## [WHAT IS REQUIRED]
Each entry in the listing below should be restated word for word.

## [DATA SHOWN]
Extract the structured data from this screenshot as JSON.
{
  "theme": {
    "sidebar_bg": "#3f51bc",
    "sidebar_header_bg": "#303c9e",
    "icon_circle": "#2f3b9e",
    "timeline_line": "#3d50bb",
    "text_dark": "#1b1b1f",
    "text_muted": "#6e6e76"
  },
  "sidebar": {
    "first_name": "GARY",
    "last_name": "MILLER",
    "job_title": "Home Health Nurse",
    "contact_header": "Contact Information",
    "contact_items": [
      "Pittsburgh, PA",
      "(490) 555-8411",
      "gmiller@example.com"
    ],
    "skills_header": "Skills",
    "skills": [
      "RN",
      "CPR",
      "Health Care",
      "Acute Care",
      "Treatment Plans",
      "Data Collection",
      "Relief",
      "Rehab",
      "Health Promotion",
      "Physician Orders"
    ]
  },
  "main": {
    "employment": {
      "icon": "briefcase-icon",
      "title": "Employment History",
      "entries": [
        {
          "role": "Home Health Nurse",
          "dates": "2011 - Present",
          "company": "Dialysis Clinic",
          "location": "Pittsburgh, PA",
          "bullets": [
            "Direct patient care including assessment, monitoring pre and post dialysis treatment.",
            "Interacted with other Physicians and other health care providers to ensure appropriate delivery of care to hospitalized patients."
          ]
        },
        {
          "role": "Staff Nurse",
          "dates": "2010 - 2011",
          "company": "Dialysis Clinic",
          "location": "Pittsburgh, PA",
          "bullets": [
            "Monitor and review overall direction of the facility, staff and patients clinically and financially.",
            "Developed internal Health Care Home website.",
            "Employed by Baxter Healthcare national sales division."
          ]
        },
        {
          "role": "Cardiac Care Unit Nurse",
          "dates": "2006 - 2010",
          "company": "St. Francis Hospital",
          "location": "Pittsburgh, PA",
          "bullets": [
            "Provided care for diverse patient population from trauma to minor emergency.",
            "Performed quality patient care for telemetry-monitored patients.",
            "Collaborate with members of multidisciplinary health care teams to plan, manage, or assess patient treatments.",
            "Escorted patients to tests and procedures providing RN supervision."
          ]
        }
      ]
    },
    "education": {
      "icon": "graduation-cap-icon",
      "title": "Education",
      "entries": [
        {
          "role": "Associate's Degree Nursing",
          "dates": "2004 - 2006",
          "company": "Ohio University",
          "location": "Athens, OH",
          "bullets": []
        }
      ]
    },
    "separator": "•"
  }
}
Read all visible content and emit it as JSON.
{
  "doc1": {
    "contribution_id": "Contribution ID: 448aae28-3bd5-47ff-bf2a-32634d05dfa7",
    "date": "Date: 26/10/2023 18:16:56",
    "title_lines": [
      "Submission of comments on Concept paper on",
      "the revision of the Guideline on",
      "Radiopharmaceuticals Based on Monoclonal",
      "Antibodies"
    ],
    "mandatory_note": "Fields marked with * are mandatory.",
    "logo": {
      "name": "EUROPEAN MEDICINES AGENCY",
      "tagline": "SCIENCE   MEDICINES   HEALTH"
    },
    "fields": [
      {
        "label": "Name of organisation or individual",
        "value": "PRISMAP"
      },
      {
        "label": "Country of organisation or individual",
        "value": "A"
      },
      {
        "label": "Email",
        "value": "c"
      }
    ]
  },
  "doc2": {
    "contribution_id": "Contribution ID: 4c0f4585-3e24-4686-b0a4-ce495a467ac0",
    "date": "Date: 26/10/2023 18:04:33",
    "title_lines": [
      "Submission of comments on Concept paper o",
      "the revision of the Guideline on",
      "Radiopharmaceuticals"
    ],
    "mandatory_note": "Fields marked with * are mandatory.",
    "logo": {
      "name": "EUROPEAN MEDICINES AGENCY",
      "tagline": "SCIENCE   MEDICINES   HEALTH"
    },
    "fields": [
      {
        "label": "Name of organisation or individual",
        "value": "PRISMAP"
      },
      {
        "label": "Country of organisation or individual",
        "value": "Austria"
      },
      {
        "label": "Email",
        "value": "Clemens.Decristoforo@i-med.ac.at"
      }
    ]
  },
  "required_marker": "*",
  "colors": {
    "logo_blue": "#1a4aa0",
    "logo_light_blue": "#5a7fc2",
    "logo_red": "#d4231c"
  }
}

## [OUTPUT]
Extract the structured data from this screenshot as JSON.
{
  "theme": {
    "sidebar_bg": "#3f51bc",
    "sidebar_header_bg": "#303c9e",
    "icon_circle": "#2f3b9e",
    "timeline_line": "#3d50bb",
    "text_dark": "#1b1b1f",
    "text_muted": "#6e6e76"
  },
  "sidebar": {
    "first_name": "GARY",
    "last_name": "MILLER",
    "job_title": "Home Health Nurse",
    "contact_header": "Contact Information",
    "contact_items": [
      "Pittsburgh, PA",
      "(490) 555-8411",
      "gmiller@example.com"
    ],
    "skills_header": "Skills",
    "skills": [
      "RN",
      "CPR",
      "Health Care",
      "Acute Care",
      "Treatment Plans",
      "Data Collection",
      "Relief",
      "Rehab",
      "Health Promotion",
      "Physician Orders"
    ]
  },
  "main": {
    "employment": {
      "icon": "briefcase-icon",
      "title": "Employment History",
      "entries": [
        {
          "role": "Home Health Nurse",
          "dates": "2011 - Present",
          "company": "Dialysis Clinic",
          "location": "Pittsburgh, PA",
          "bullets": [
            "Direct patient care including assessment, monitoring pre and post dialysis treatment.",
            "Interacted with other Physicians and other health care providers to ensure appropriate delivery of care to hospitalized patients."
          ]
        },
        {
          "role": "Staff Nurse",
          "dates": "2010 - 2011",
          "company": "Dialysis Clinic",
          "location": "Pittsburgh, PA",
          "bullets": [
            "Monitor and review overall direction of the facility, staff and patients clinically and financially.",
            "Developed internal Health Care Home website.",
            "Employed by Baxter Healthcare national sales division."
          ]
        },
        {
          "role": "Cardiac Care Unit Nurse",
          "dates": "2006 - 2010",
          "company": "St. Francis Hospital",
          "location": "Pittsburgh, PA",
          "bullets": [
            "Provided care for diverse patient population from trauma to minor emergency.",
            "Performed quality patient care for telemetry-monitored patients.",
            "Collaborate with members of multidisciplinary health care teams to plan, manage, or assess patient treatments.",
            "Escorted patients to tests and procedures providing RN supervision."
          ]
        }
      ]
    },
    "education": {
      "icon": "graduation-cap-icon",
      "title": "Education",
      "entries": [
        {
          "role": "Associate's Degree Nursing",
          "dates": "2004 - 2006",
          "company": "Ohio University",
          "location": "Athens, OH",
          "bullets": []
        }
      ]
    },
    "separator": "•"
  }
}
Read all visible content and emit it as JSON.
{
  "doc1": {
    "contribution_id": "Contribution ID: 448aae28-3bd5-47ff-bf2a-32634d05dfa7",
    "date": "Date: 26/10/2023 18:16:56",
    "title_lines": [
      "Submission of comments on Concept paper on",
      "the revision of the Guideline on",
      "Radiopharmaceuticals Based on Monoclonal",
      "Antibodies"
    ],
    "mandatory_note": "Fields marked with * are mandatory.",
    "logo": {
      "name": "EUROPEAN MEDICINES AGENCY",
      "tagline": "SCIENCE   MEDICINES   HEALTH"
    },
    "fields": [
      {
        "label": "Name of organisation or individual",
        "value": "PRISMAP"
      },
      {
        "label": "Country of organisation or individual",
        "value": "A"
      },
      {
        "label": "Email",
        "value": "c"
      }
    ]
  },
  "doc2": {
    "contribution_id": "Contribution ID: 4c0f4585-3e24-4686-b0a4-ce495a467ac0",
    "date": "Date: 26/10/2023 18:04:33",
    "title_lines": [
      "Submission of comments on Concept paper o",
      "the revision of the Guideline on",
      "Radiopharmaceuticals"
    ],
    "mandatory_note": "Fields marked with * are mandatory.",
    "logo": {
      "name": "EUROPEAN MEDICINES AGENCY",
      "tagline": "SCIENCE   MEDICINES   HEALTH"
    },
    "fields": [
      {
        "label": "Name of organisation or individual",
        "value": "PRISMAP"
      },
      {
        "label": "Country of organisation or individual",
        "value": "Austria"
      },
      {
        "label": "Email",
        "value": "Clemens.Decristoforo@i-med.ac.at"
      }
    ]
  },
  "required_marker": "*",
  "colors": {
    "logo_blue": "#1a4aa0",
    "logo_light_blue": "#5a7fc2",
    "logo_red": "#d4231c"
  }
}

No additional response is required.